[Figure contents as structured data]
+++
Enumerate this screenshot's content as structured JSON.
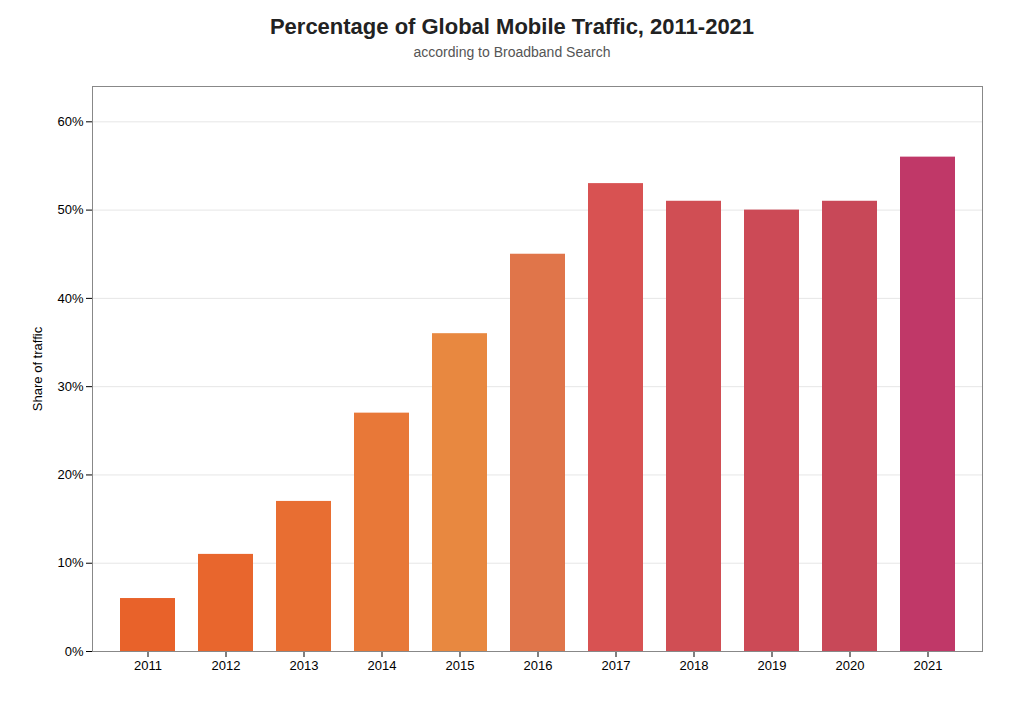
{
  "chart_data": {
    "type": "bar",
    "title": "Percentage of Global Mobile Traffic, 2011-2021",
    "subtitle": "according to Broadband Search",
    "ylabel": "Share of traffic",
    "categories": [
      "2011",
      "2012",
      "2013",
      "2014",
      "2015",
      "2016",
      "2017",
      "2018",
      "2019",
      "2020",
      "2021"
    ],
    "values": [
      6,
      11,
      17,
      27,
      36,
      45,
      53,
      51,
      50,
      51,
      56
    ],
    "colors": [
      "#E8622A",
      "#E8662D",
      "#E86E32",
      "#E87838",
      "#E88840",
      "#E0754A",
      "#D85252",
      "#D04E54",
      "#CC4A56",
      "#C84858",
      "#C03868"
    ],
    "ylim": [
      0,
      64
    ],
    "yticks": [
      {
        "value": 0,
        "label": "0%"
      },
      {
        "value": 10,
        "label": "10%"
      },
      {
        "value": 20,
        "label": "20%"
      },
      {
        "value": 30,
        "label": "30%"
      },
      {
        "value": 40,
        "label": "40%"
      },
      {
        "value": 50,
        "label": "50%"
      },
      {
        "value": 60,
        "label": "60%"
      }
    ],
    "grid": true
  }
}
+++
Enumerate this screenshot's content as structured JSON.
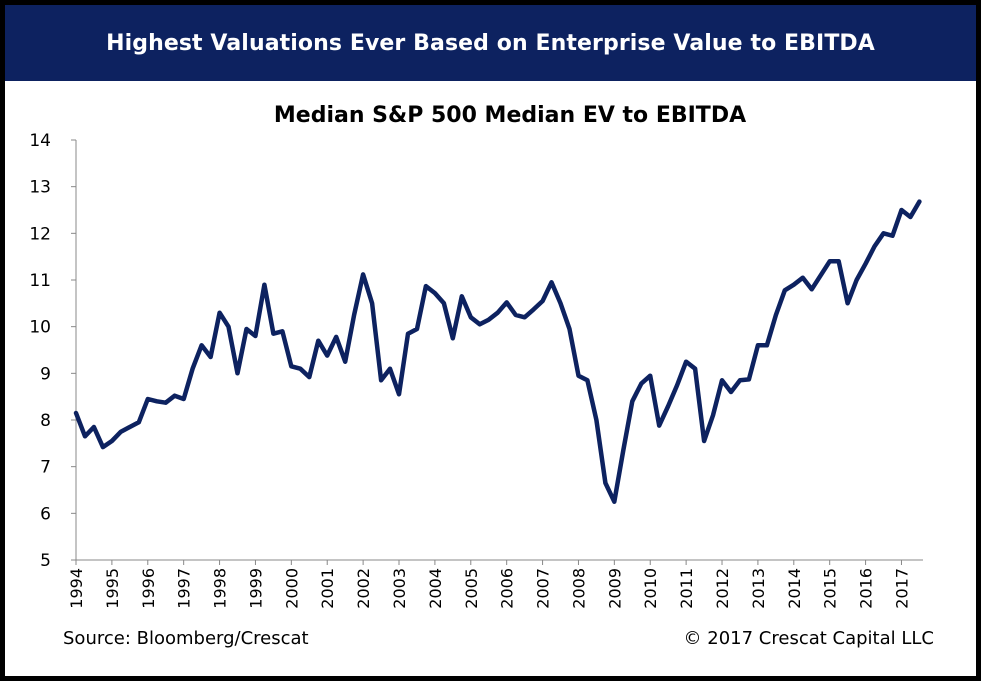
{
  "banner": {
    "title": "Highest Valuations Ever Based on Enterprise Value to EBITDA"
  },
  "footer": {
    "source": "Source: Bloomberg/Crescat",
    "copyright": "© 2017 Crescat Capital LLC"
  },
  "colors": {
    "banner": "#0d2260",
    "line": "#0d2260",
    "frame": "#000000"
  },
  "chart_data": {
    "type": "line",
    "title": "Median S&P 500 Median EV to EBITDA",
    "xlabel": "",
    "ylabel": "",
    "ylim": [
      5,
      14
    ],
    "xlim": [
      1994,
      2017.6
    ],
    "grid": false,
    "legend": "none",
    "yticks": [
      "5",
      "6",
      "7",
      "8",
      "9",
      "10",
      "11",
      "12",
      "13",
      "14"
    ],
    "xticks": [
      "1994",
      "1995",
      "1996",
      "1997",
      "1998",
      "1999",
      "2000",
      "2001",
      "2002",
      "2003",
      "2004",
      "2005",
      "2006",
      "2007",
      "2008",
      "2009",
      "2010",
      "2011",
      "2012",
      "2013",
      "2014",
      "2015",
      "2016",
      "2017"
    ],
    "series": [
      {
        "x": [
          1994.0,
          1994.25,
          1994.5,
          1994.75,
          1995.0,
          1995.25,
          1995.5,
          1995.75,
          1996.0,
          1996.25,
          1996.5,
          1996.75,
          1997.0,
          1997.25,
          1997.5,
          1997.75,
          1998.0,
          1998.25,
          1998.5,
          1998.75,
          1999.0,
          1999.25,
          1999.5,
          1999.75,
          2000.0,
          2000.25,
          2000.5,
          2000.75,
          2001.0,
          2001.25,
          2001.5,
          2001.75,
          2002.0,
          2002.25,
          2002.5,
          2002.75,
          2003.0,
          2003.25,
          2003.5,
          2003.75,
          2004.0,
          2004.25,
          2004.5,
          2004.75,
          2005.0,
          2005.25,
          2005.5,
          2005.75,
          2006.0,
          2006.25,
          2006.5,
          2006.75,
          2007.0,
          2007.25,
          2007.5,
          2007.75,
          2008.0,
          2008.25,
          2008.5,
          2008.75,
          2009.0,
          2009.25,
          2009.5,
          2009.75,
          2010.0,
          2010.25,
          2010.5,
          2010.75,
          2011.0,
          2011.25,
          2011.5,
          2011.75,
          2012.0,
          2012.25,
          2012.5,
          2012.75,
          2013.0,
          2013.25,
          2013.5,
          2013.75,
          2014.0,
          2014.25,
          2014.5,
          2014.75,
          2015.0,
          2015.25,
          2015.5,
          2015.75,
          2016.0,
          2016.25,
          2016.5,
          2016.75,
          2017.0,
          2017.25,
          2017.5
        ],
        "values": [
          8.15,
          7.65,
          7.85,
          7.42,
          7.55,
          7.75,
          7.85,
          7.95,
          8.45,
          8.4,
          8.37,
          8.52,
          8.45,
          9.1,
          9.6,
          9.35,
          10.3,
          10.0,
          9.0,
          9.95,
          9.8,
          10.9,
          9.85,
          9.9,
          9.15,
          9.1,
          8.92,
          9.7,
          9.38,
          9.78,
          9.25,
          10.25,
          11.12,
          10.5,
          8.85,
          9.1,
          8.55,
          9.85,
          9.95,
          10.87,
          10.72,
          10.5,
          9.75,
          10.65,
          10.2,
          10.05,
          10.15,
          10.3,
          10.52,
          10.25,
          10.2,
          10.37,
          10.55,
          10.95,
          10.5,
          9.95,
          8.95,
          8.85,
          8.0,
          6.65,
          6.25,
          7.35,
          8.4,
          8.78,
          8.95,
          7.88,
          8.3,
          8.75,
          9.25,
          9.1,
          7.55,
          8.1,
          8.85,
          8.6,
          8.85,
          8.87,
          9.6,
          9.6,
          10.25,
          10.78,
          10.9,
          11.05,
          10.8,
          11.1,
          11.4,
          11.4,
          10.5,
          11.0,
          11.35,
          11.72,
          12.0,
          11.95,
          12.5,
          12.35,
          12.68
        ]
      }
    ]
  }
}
+++
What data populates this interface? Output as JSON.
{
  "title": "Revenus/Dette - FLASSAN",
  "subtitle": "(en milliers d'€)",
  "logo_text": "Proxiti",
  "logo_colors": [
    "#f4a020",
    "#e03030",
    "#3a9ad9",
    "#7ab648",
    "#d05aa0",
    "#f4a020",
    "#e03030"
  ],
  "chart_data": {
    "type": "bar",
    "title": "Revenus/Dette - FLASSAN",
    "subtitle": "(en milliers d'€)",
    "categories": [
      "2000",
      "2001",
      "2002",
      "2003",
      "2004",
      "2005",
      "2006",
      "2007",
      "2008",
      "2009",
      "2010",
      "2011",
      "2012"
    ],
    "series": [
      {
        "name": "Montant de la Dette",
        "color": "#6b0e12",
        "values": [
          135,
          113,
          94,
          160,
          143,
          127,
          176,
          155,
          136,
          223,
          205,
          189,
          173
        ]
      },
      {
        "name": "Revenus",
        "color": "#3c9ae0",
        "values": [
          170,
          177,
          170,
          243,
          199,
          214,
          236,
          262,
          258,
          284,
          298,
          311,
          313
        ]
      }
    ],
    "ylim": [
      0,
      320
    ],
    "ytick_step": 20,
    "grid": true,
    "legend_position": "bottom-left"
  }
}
+++
[Task]: Find every line that holds "Revenus" and copy it.

[Completed exercise]:
  "title": "Revenus/Dette - FLASSAN",
    "title": "Revenus/Dette - FLASSAN",
        "name": "Revenus",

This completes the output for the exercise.